(Record set)

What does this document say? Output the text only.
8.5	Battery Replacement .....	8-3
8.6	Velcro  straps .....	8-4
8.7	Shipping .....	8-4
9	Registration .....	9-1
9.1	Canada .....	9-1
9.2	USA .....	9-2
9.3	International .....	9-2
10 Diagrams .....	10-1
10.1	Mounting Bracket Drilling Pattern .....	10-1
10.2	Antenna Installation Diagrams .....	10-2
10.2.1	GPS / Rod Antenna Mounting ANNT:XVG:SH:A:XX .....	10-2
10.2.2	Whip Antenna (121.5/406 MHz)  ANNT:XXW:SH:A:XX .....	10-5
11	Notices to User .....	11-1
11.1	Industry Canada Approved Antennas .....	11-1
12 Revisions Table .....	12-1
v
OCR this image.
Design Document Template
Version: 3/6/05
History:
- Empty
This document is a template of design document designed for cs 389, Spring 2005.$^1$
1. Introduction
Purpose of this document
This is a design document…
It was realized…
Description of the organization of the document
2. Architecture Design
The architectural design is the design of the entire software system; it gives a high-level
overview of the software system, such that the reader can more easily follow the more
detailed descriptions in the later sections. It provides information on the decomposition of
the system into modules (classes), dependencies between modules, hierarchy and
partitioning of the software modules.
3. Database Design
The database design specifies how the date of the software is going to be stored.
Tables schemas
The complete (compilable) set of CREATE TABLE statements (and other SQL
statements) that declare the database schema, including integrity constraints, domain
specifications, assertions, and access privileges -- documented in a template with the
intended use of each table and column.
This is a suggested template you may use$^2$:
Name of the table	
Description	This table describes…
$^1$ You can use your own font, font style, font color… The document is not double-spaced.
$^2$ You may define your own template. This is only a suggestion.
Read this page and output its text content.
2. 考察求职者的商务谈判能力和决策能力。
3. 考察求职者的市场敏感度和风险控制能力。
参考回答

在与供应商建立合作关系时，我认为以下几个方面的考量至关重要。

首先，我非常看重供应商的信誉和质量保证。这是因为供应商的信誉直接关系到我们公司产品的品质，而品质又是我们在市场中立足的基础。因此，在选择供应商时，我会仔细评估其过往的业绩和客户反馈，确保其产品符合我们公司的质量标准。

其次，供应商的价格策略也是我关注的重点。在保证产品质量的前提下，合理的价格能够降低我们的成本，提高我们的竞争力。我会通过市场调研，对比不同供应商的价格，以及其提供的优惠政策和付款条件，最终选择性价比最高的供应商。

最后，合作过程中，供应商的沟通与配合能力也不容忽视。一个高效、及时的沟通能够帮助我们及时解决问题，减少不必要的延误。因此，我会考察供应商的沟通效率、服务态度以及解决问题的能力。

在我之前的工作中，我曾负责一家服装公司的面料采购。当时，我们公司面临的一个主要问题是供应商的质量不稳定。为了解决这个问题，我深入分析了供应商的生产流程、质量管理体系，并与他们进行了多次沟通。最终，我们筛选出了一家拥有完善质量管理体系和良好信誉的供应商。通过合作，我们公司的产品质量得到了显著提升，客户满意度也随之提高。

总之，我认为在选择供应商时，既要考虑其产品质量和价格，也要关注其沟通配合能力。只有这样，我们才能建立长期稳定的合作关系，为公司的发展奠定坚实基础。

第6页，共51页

(Aim)
Leave out every line before the one containing "Read this page and output its text content."; set down that line and all remaining lines of the material exactly.

(Answer to the task)
Read this page and output its text content.
2. 考察求职者的商务谈判能力和决策能力。
3. 考察求职者的市场敏感度和风险控制能力。
参考回答

在与供应商建立合作关系时，我认为以下几个方面的考量至关重要。

首先，我非常看重供应商的信誉和质量保证。这是因为供应商的信誉直接关系到我们公司产品的品质，而品质又是我们在市场中立足的基础。因此，在选择供应商时，我会仔细评估其过往的业绩和客户反馈，确保其产品符合我们公司的质量标准。

其次，供应商的价格策略也是我关注的重点。在保证产品质量的前提下，合理的价格能够降低我们的成本，提高我们的竞争力。我会通过市场调研，对比不同供应商的价格，以及其提供的优惠政策和付款条件，最终选择性价比最高的供应商。

最后，合作过程中，供应商的沟通与配合能力也不容忽视。一个高效、及时的沟通能够帮助我们及时解决问题，减少不必要的延误。因此，我会考察供应商的沟通效率、服务态度以及解决问题的能力。

在我之前的工作中，我曾负责一家服装公司的面料采购。当时，我们公司面临的一个主要问题是供应商的质量不稳定。为了解决这个问题，我深入分析了供应商的生产流程、质量管理体系，并与他们进行了多次沟通。最终，我们筛选出了一家拥有完善质量管理体系和良好信誉的供应商。通过合作，我们公司的产品质量得到了显著提升，客户满意度也随之提高。

总之，我认为在选择供应商时，既要考虑其产品质量和价格，也要关注其沟通配合能力。只有这样，我们才能建立长期稳定的合作关系，为公司的发展奠定坚实基础。

第6页，共51页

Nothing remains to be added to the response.